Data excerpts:

* Begin *

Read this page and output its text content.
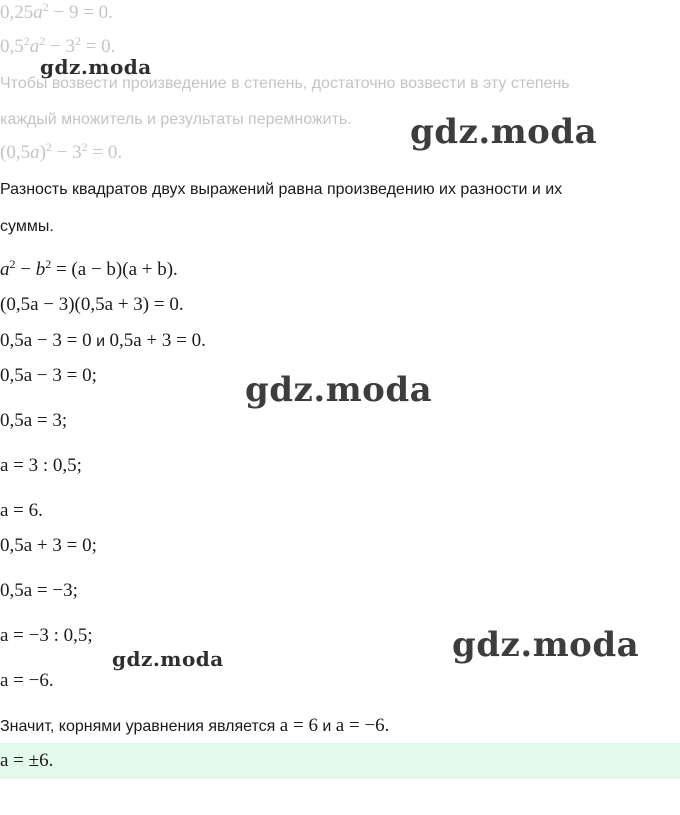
$0,25a^2 - 9 = 0$.
$0,5^2a^2 - 3^2 = 0$.
gdz.moda
Чтобы возвести произведение в степень, достаточно возвести в эту степень
каждый множитель и результаты перемножить. gdz.moda
$(0,5a)^2 - 3^2 = 0$.
Разность квадратов двух выражений равна произведению их разности и их
суммы.
$a^2 - b^2 = (a - b)(a + b)$.
(0,5a − 3)(0,5a + 3) = 0.
0,5a − 3 = 0 и 0,5a + 3 = 0.
0,5a − 3 = 0;	gdz.moda
0,5a = 3;
a = 3 : 0,5;
a = 6.
0,5a + 3 = 0;
0,5a = −3;
a = −3 : 0,5;	gdz.moda
gdz.moda
a = −6.
Значит, корнями уравнения является a = 6 и a = −6.
a = ±6.
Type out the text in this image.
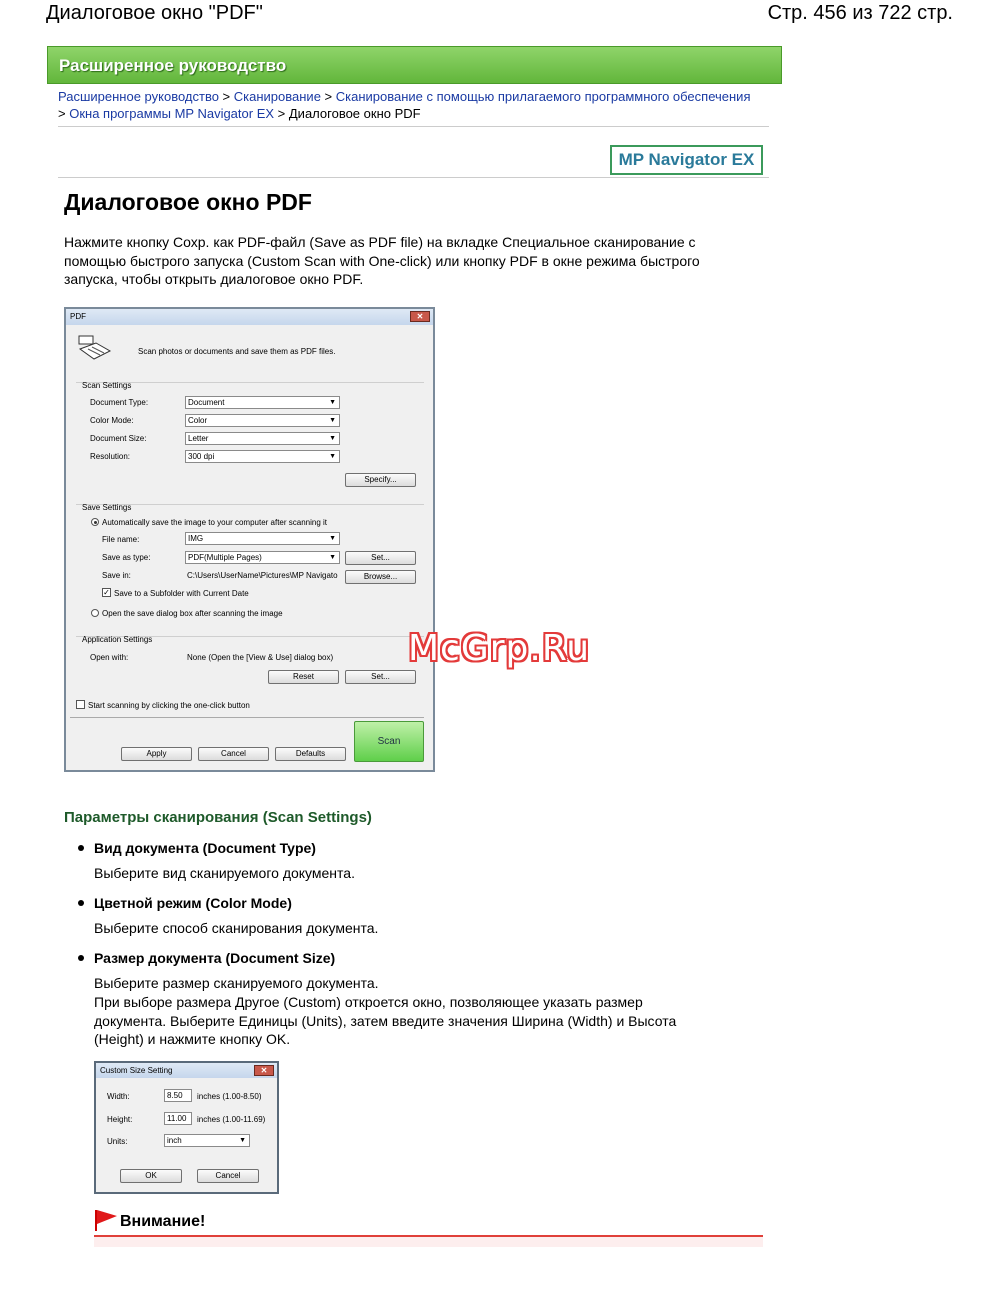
Диалоговое окно "PDF"	Стр. 456 из 722 стр.
Расширенное руководство
Расширенное руководство > Сканирование > Сканирование с помощью прилагаемого программного обеспечения > Окна программы MP Navigator EX > Диалоговое окно PDF
MP Navigator EX
Диалоговое окно PDF
Нажмите кнопку Сохр. как PDF-файл (Save as PDF file) на вкладке Специальное сканирование с помощью быстрого запуска (Custom Scan with One-click) или кнопку PDF в окне режима быстрого запуска, чтобы открыть диалоговое окно PDF.
PDF	✕
Scan photos or documents and save them as PDF files.
Scan Settings
Document Type:	Document	▼
Color Mode:	Color	▼
Document Size:	Letter	▼
Resolution:	300 dpi	▼
Specify...
Save Settings
Automatically save the image to your computer after scanning it
File name:	IMG	▼
Save as type:	PDF(Multiple Pages)	▼	Set...
Save in:	C:\Users\UserName\Pictures\MP Navigato	Browse...
✓ Save to a Subfolder with Current Date
Open the save dialog box after scanning the image
Application Settings
Open with:	None (Open the [View & Use] dialog box)
Reset	Set...
Start scanning by clicking the one-click button
Apply	Cancel	Defaults
Scan
McGrp.Ru
Параметры сканирования (Scan Settings)
Вид документа (Document Type)
Выберите вид сканируемого документа.
Цветной режим (Color Mode)
Выберите способ сканирования документа.
Размер документа (Document Size)
Выберите размер сканируемого документа.
При выборе размера Другое (Custom) откроется окно, позволяющее указать размер документа. Выберите Единицы (Units), затем введите значения Ширина (Width) и Высота (Height) и нажмите кнопку OK.
Custom Size Setting	✕
Width:	8.50	inches (1.00-8.50)
Height:	11.00	inches (1.00-11.69)
Units:	inch	▼
OK	Cancel
Внимание!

* End *

**Challenge:**
Go through the entries and return each line where the word "Settings" appears.

**Response below:**
Scan Settings
Save Settings
Application Settings
Параметры сканирования (Scan Settings)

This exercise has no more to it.